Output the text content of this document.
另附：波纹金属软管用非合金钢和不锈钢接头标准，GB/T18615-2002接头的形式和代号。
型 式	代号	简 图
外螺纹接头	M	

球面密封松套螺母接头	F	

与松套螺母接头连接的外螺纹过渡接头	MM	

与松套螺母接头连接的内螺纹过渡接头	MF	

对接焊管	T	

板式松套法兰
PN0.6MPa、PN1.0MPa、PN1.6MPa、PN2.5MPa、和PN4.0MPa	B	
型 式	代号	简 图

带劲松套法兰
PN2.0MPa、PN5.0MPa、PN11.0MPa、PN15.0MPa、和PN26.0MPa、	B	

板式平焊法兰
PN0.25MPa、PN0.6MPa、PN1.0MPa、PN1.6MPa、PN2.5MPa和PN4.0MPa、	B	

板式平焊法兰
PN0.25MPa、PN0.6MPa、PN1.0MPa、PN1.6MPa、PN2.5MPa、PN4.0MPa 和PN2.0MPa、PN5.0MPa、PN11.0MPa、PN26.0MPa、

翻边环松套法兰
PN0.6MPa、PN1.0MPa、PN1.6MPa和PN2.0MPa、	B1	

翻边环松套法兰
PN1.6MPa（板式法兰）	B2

- [EXERCISE REQUIREMENTS] Retype all of the material, keeping each line exact.

- [EXERCISE RESPONSE]
Output the text content of this document.
另附：波纹金属软管用非合金钢和不锈钢接头标准，GB/T18615-2002接头的形式和代号。
型 式	代号	简 图
外螺纹接头	M	

球面密封松套螺母接头	F	

与松套螺母接头连接的外螺纹过渡接头	MM	

与松套螺母接头连接的内螺纹过渡接头	MF	

对接焊管	T	

板式松套法兰
PN0.6MPa、PN1.0MPa、PN1.6MPa、PN2.5MPa、和PN4.0MPa	B	
型 式	代号	简 图

带劲松套法兰
PN2.0MPa、PN5.0MPa、PN11.0MPa、PN15.0MPa、和PN26.0MPa、	B	

板式平焊法兰
PN0.25MPa、PN0.6MPa、PN1.0MPa、PN1.6MPa、PN2.5MPa和PN4.0MPa、	B	

板式平焊法兰
PN0.25MPa、PN0.6MPa、PN1.0MPa、PN1.6MPa、PN2.5MPa、PN4.0MPa 和PN2.0MPa、PN5.0MPa、PN11.0MPa、PN26.0MPa、

翻边环松套法兰
PN0.6MPa、PN1.0MPa、PN1.6MPa和PN2.0MPa、	B1	

翻边环松套法兰
PN1.6MPa（板式法兰）	B2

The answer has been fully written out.